↓↓↓

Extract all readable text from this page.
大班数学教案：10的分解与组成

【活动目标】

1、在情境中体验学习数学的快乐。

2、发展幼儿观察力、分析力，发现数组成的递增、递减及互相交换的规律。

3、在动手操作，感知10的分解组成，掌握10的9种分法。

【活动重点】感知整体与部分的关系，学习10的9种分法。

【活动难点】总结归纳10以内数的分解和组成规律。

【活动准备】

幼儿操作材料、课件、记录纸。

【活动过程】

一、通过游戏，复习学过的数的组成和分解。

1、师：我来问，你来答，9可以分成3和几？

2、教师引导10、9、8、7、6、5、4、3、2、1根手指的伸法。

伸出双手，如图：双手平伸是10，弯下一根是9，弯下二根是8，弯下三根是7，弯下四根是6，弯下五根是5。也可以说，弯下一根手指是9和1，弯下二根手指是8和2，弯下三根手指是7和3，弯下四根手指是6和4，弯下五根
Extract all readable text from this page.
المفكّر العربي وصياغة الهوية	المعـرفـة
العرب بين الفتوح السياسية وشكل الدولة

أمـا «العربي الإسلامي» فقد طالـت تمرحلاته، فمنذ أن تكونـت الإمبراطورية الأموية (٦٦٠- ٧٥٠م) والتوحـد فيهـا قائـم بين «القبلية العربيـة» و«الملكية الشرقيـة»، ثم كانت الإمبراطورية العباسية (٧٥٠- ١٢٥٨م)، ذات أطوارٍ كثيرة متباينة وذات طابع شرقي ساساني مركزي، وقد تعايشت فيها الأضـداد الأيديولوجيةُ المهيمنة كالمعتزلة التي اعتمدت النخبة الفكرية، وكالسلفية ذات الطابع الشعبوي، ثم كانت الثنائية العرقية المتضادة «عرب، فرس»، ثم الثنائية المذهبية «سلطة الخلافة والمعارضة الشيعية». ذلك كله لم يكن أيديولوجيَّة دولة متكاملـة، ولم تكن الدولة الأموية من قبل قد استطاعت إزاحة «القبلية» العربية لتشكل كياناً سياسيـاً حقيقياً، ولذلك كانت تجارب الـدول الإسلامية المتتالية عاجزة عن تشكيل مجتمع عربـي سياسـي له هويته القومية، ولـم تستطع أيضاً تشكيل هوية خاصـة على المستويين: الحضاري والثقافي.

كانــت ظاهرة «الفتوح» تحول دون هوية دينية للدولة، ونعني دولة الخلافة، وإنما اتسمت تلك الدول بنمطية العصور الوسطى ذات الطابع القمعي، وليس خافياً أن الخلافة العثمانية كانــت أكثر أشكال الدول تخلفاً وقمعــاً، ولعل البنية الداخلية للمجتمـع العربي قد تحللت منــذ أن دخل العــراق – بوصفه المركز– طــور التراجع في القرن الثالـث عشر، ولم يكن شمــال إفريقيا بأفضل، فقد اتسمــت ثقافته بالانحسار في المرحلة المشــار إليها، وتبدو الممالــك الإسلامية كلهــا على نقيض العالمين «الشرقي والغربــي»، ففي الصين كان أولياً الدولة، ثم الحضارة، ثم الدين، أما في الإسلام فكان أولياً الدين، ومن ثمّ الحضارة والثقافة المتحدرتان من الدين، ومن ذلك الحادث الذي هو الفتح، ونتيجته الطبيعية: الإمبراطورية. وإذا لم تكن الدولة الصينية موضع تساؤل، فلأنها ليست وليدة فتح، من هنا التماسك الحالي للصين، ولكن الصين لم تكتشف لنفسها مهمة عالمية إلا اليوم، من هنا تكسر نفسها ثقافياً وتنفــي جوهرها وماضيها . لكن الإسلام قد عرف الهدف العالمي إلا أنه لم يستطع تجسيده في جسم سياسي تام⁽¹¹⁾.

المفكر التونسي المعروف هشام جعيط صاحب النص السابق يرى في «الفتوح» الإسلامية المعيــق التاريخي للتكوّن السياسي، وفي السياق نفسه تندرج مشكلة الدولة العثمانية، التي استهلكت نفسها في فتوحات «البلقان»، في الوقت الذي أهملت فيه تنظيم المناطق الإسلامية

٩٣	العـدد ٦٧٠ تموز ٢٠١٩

↑↑↑

TASK OBJECTIVE —
Go through the entries and repeat each one exactly.

THE RESPONSE —
Extract all readable text from this page.
大班数学教案：10的分解与组成

【活动目标】

1、在情境中体验学习数学的快乐。

2、发展幼儿观察力、分析力，发现数组成的递增、递减及互相交换的规律。

3、在动手操作，感知10的分解组成，掌握10的9种分法。

【活动重点】感知整体与部分的关系，学习10的9种分法。

【活动难点】总结归纳10以内数的分解和组成规律。

【活动准备】

幼儿操作材料、课件、记录纸。

【活动过程】

一、通过游戏，复习学过的数的组成和分解。

1、师：我来问，你来答，9可以分成3和几？

2、教师引导10、9、8、7、6、5、4、3、2、1根手指的伸法。

伸出双手，如图：双手平伸是10，弯下一根是9，弯下二根是8，弯下三根是7，弯下四根是6，弯下五根是5。也可以说，弯下一根手指是9和1，弯下二根手指是8和2，弯下三根手指是7和3，弯下四根手指是6和4，弯下五根
Extract all readable text from this page.
المفكّر العربي وصياغة الهوية	المعـرفـة
العرب بين الفتوح السياسية وشكل الدولة

أمـا «العربي الإسلامي» فقد طالـت تمرحلاته، فمنذ أن تكونـت الإمبراطورية الأموية (٦٦٠- ٧٥٠م) والتوحـد فيهـا قائـم بين «القبلية العربيـة» و«الملكية الشرقيـة»، ثم كانت الإمبراطورية العباسية (٧٥٠- ١٢٥٨م)، ذات أطوارٍ كثيرة متباينة وذات طابع شرقي ساساني مركزي، وقد تعايشت فيها الأضـداد الأيديولوجيةُ المهيمنة كالمعتزلة التي اعتمدت النخبة الفكرية، وكالسلفية ذات الطابع الشعبوي، ثم كانت الثنائية العرقية المتضادة «عرب، فرس»، ثم الثنائية المذهبية «سلطة الخلافة والمعارضة الشيعية». ذلك كله لم يكن أيديولوجيَّة دولة متكاملـة، ولم تكن الدولة الأموية من قبل قد استطاعت إزاحة «القبلية» العربية لتشكل كياناً سياسيـاً حقيقياً، ولذلك كانت تجارب الـدول الإسلامية المتتالية عاجزة عن تشكيل مجتمع عربـي سياسـي له هويته القومية، ولـم تستطع أيضاً تشكيل هوية خاصـة على المستويين: الحضاري والثقافي.

كانــت ظاهرة «الفتوح» تحول دون هوية دينية للدولة، ونعني دولة الخلافة، وإنما اتسمت تلك الدول بنمطية العصور الوسطى ذات الطابع القمعي، وليس خافياً أن الخلافة العثمانية كانــت أكثر أشكال الدول تخلفاً وقمعــاً، ولعل البنية الداخلية للمجتمـع العربي قد تحللت منــذ أن دخل العــراق – بوصفه المركز– طــور التراجع في القرن الثالـث عشر، ولم يكن شمــال إفريقيا بأفضل، فقد اتسمــت ثقافته بالانحسار في المرحلة المشــار إليها، وتبدو الممالــك الإسلامية كلهــا على نقيض العالمين «الشرقي والغربــي»، ففي الصين كان أولياً الدولة، ثم الحضارة، ثم الدين، أما في الإسلام فكان أولياً الدين، ومن ثمّ الحضارة والثقافة المتحدرتان من الدين، ومن ذلك الحادث الذي هو الفتح، ونتيجته الطبيعية: الإمبراطورية. وإذا لم تكن الدولة الصينية موضع تساؤل، فلأنها ليست وليدة فتح، من هنا التماسك الحالي للصين، ولكن الصين لم تكتشف لنفسها مهمة عالمية إلا اليوم، من هنا تكسر نفسها ثقافياً وتنفــي جوهرها وماضيها . لكن الإسلام قد عرف الهدف العالمي إلا أنه لم يستطع تجسيده في جسم سياسي تام⁽¹¹⁾.

المفكر التونسي المعروف هشام جعيط صاحب النص السابق يرى في «الفتوح» الإسلامية المعيــق التاريخي للتكوّن السياسي، وفي السياق نفسه تندرج مشكلة الدولة العثمانية، التي استهلكت نفسها في فتوحات «البلقان»، في الوقت الذي أهملت فيه تنظيم المناطق الإسلامية

٩٣	العـدد ٦٧٠ تموز ٢٠١٩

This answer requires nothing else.